▶ _DIRECTIONS_: Repeat each line of the material below exactly as it appears, minus any pictures.

─── RECORDS SHOWN

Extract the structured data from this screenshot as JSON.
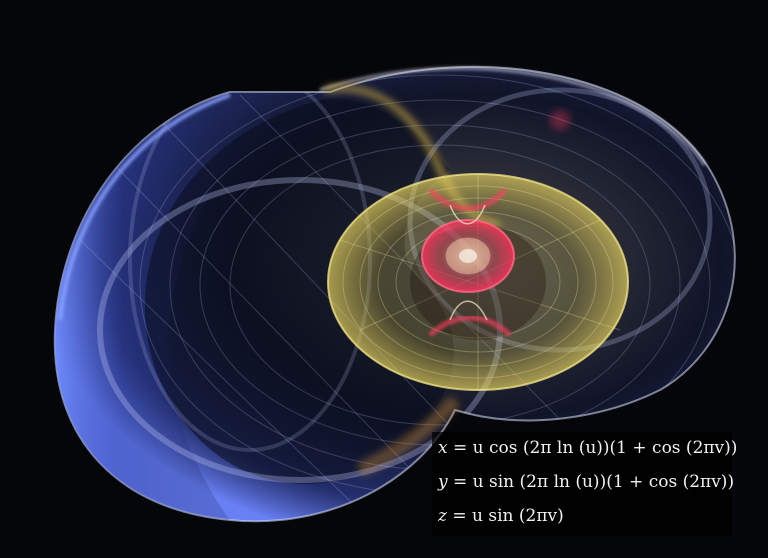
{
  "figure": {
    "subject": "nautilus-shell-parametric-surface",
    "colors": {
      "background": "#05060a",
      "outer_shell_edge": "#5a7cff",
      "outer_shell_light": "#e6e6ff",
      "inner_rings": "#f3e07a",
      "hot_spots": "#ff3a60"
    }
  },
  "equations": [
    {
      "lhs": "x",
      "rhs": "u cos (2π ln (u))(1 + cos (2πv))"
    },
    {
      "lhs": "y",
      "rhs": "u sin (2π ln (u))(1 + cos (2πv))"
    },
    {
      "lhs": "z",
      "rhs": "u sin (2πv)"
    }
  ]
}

──────

▶ _TASK ANSWER_:
Extract the structured data from this screenshot as JSON.
{
  "figure": {
    "subject": "nautilus-shell-parametric-surface",
    "colors": {
      "background": "#05060a",
      "outer_shell_edge": "#5a7cff",
      "outer_shell_light": "#e6e6ff",
      "inner_rings": "#f3e07a",
      "hot_spots": "#ff3a60"
    }
  },
  "equations": [
    {
      "lhs": "x",
      "rhs": "u cos (2π ln (u))(1 + cos (2πv))"
    },
    {
      "lhs": "y",
      "rhs": "u sin (2π ln (u))(1 + cos (2πv))"
    },
    {
      "lhs": "z",
      "rhs": "u sin (2πv)"
    }
  ]
}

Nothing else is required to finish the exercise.